== AIM OF THE EXERCISE ==
Find the string "Jaques" in the entries and copy each line that has it.

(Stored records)
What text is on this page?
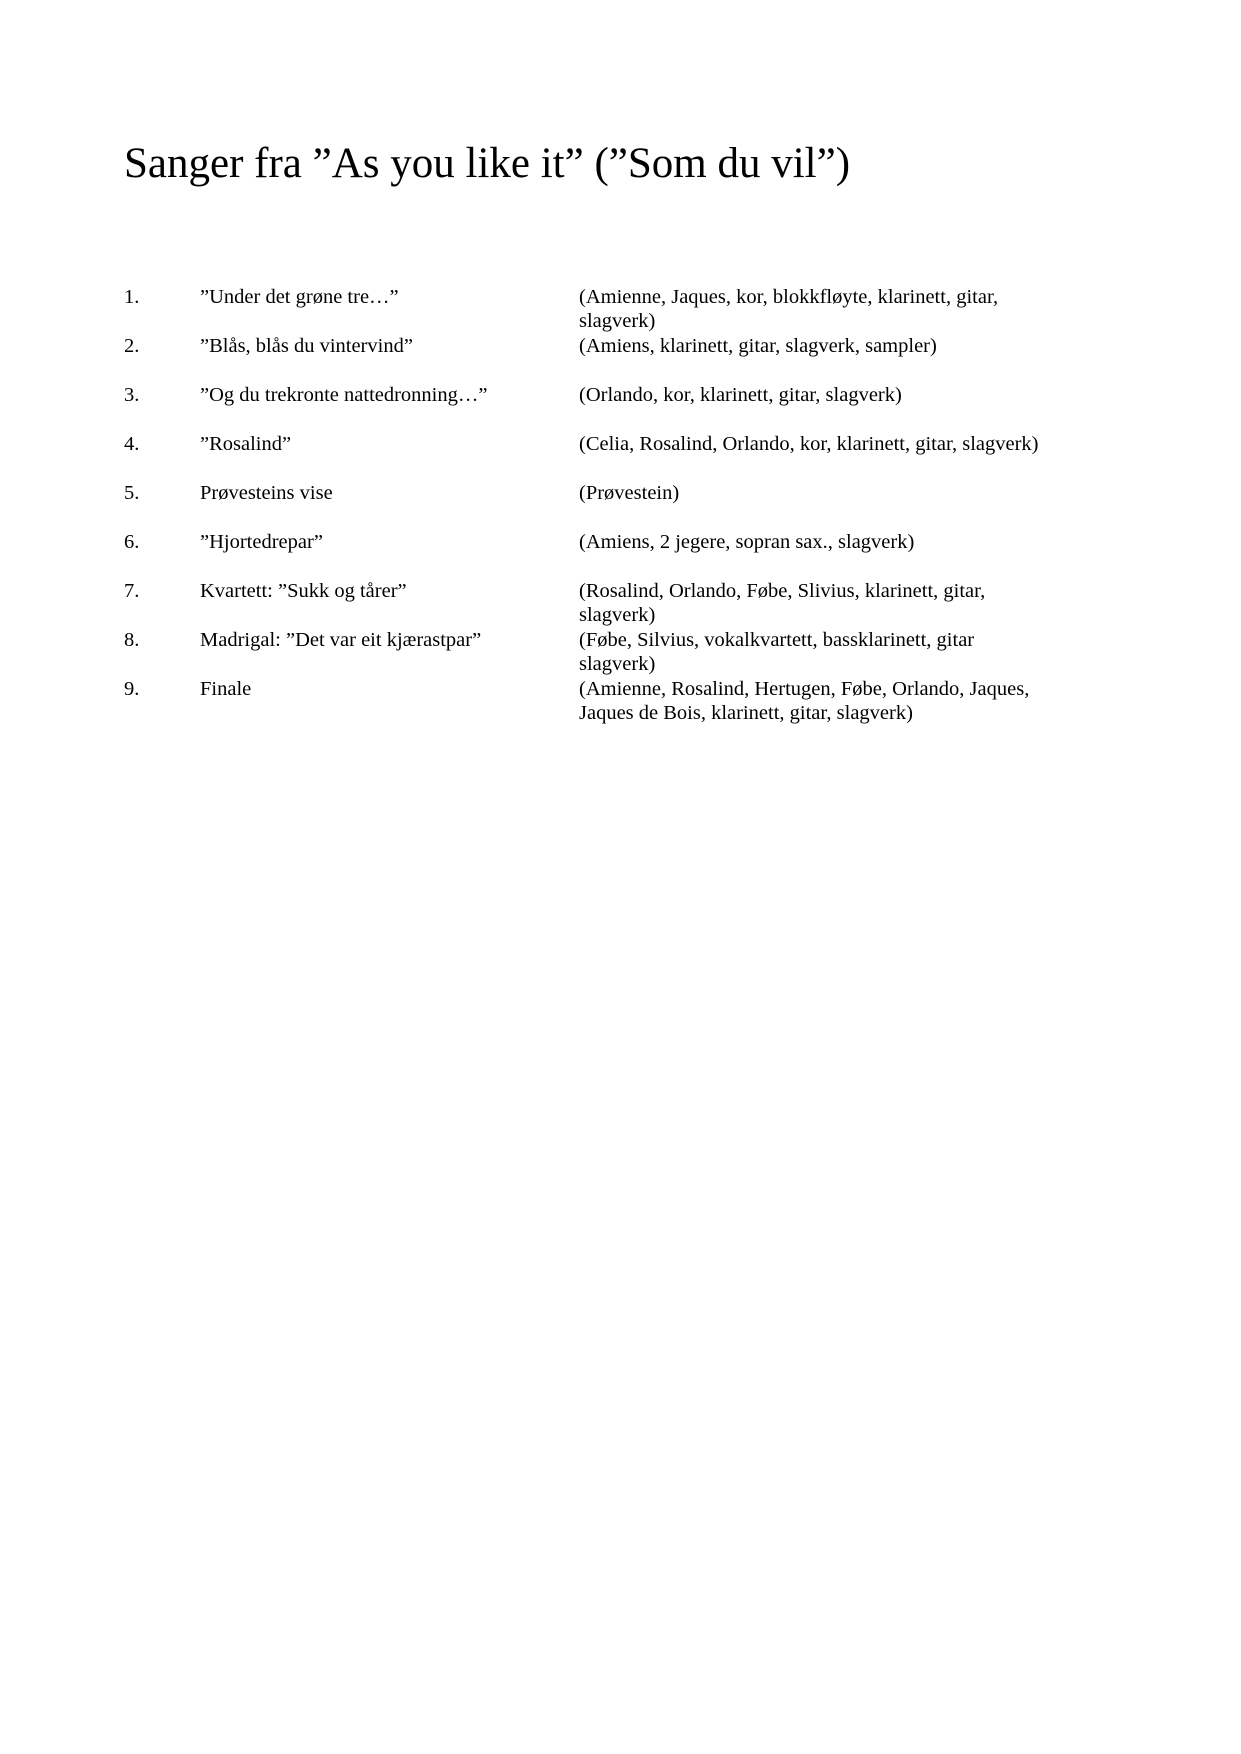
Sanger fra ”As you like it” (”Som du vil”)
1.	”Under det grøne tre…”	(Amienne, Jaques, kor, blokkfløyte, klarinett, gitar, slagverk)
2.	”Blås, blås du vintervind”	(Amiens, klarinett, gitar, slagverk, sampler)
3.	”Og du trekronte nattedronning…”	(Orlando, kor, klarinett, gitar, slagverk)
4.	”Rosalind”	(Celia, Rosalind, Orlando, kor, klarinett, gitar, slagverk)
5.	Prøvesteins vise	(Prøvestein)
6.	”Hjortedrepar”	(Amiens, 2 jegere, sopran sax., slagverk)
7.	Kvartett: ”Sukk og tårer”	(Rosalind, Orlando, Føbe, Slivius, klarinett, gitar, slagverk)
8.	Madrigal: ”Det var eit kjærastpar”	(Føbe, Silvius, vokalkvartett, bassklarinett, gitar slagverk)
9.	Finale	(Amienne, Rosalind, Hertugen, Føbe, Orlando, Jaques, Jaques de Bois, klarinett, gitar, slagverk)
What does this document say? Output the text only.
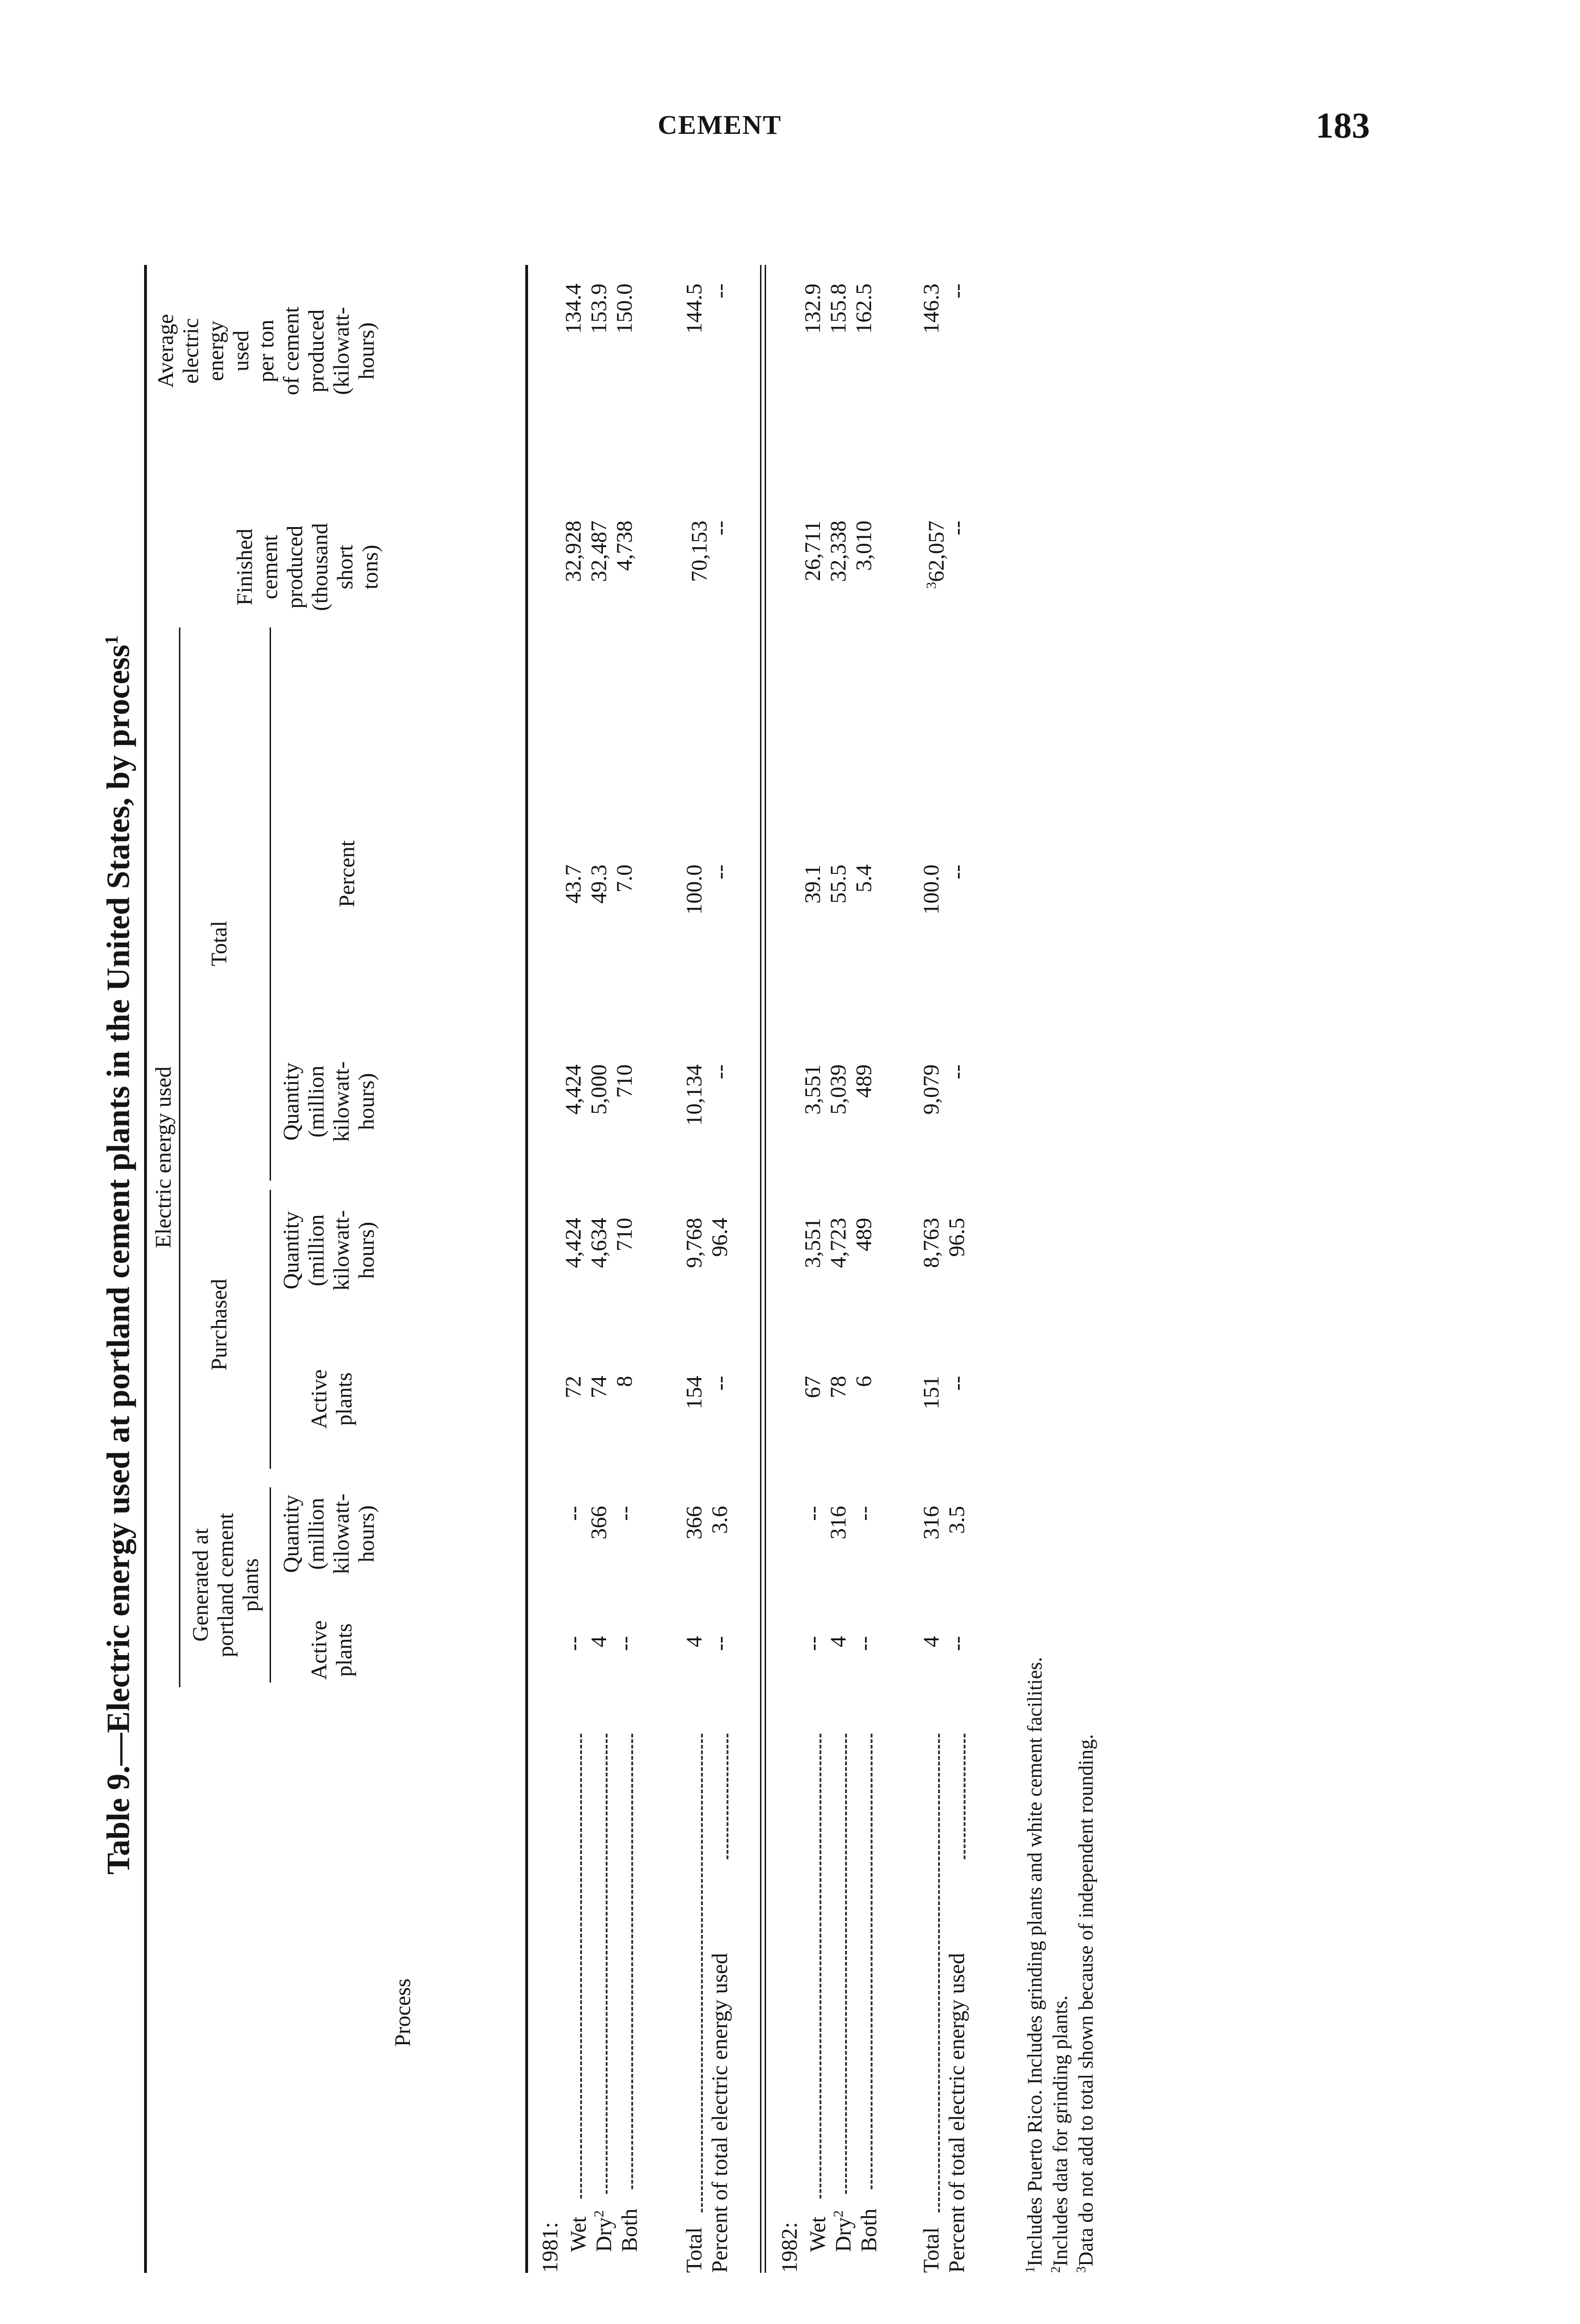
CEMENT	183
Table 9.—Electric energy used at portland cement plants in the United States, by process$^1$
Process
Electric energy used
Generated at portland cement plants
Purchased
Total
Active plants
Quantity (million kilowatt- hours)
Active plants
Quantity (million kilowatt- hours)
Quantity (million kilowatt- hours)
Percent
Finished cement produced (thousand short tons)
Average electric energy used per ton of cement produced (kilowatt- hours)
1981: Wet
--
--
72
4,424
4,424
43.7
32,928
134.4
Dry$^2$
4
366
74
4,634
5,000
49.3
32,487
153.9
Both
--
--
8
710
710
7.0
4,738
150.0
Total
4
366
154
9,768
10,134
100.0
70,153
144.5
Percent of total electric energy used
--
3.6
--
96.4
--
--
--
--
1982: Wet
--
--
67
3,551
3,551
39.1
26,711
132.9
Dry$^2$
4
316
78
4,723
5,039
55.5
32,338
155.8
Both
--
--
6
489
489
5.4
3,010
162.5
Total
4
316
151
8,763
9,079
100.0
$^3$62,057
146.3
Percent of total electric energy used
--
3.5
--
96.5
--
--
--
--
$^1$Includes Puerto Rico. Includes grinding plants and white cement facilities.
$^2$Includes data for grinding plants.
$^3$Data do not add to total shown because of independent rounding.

== TASK RESPONSE ==
1.	”Under det grøne tre…”	(Amienne, Jaques, kor, blokkfløyte, klarinett, gitar, slagverk)
9.	Finale	(Amienne, Rosalind, Hertugen, Føbe, Orlando, Jaques, Jaques de Bois, klarinett, gitar, slagverk)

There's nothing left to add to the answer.